[BEGIN]
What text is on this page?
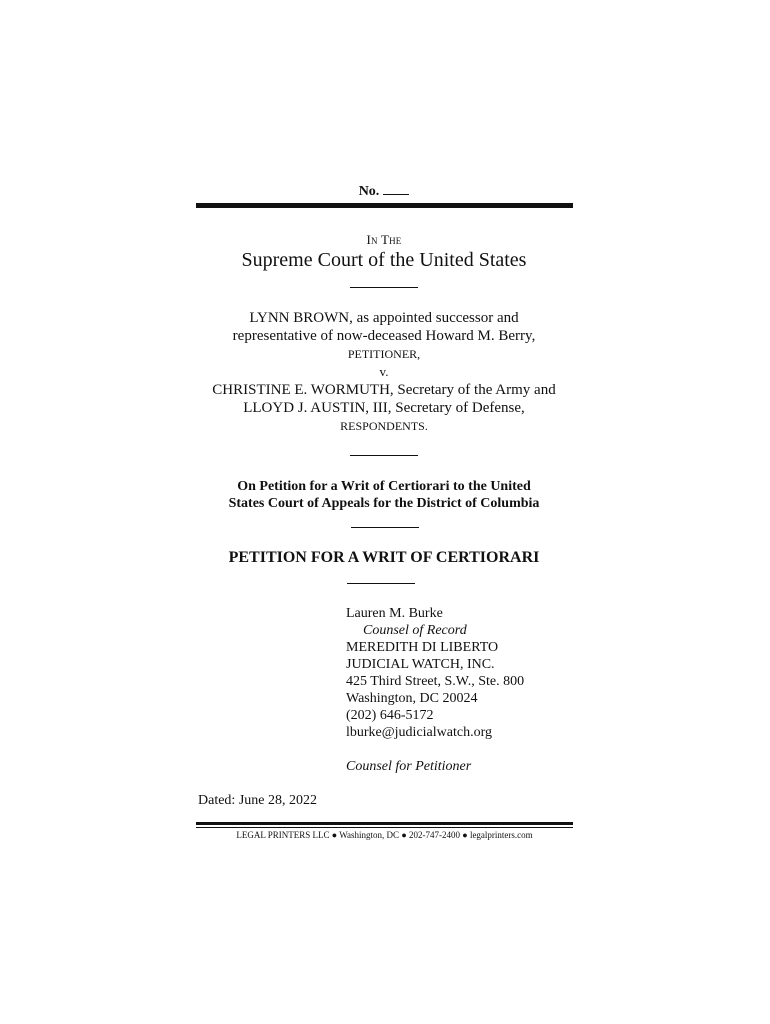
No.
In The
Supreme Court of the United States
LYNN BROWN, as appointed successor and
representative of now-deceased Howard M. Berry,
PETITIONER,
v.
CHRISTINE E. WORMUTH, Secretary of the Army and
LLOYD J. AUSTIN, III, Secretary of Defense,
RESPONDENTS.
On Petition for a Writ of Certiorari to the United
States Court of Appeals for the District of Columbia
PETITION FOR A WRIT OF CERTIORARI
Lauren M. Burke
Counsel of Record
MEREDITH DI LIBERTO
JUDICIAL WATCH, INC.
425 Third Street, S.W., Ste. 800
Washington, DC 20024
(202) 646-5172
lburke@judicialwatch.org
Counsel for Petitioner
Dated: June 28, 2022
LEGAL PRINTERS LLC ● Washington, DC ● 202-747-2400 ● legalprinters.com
[END]
[BEGIN]
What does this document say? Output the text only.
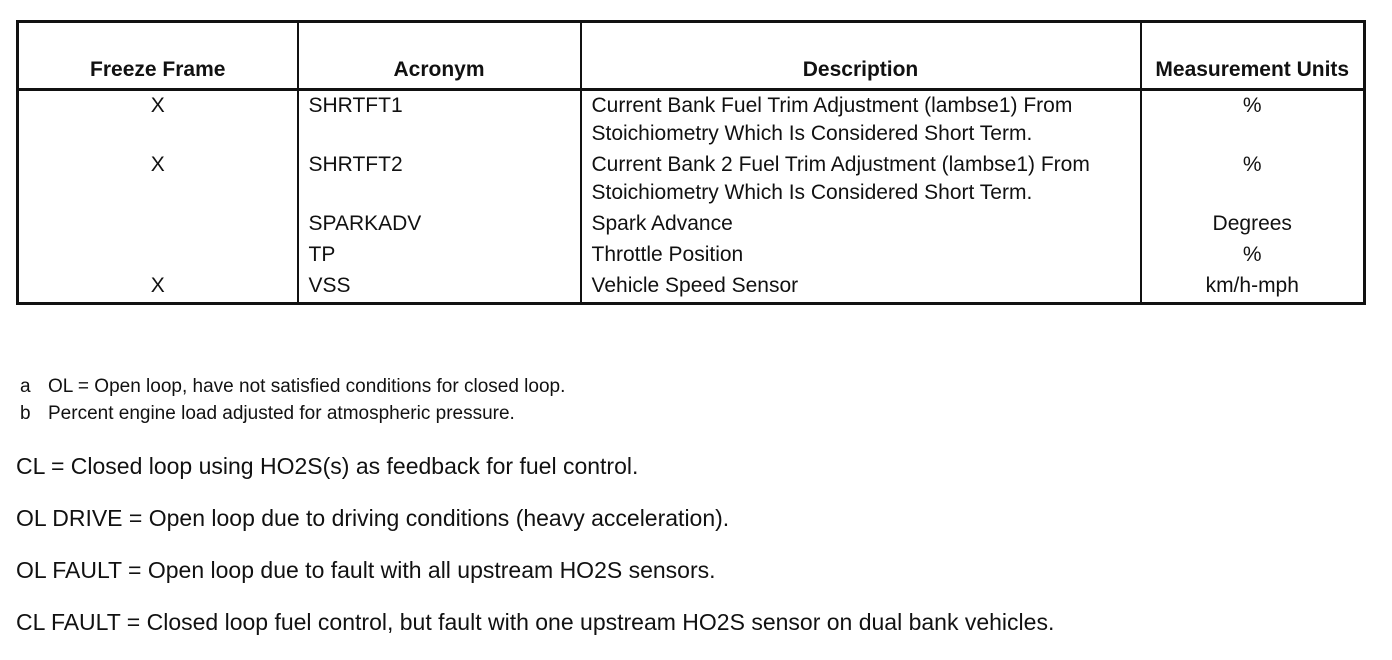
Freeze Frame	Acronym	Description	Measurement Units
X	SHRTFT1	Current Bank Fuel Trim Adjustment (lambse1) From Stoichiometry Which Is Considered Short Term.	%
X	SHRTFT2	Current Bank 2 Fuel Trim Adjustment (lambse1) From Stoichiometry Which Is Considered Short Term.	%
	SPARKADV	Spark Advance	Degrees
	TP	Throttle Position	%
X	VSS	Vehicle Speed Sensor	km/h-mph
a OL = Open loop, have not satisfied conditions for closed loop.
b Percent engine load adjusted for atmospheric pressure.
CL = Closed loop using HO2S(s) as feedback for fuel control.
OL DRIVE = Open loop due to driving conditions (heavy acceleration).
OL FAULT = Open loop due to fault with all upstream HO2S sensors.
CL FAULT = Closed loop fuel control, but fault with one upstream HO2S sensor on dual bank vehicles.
[END]
[BEGIN]
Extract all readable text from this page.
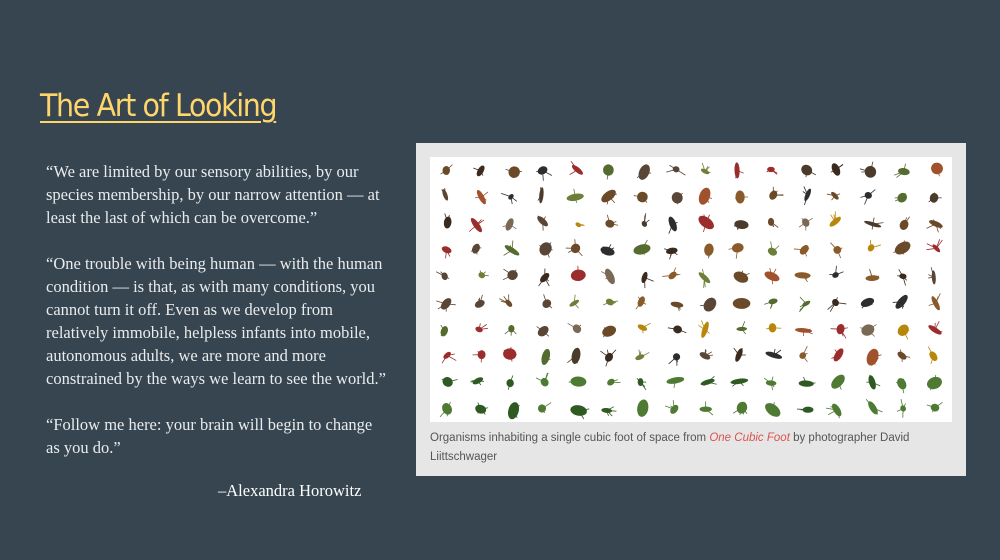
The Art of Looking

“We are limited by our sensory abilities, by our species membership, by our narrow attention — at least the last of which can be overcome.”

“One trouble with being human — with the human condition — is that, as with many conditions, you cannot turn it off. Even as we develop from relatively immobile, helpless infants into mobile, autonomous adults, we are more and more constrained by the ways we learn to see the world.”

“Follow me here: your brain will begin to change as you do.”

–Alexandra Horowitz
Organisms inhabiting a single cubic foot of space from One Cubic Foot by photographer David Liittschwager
[END]
* [EXERCISE OBJECTIVE]: Copy out every line of the listing that contains the string "Open".

* [SOLVED PROBLEM]:
a OL = Open loop, have not satisfied conditions for closed loop.
OL DRIVE = Open loop due to driving conditions (heavy acceleration).
OL FAULT = Open loop due to fault with all upstream HO2S sensors.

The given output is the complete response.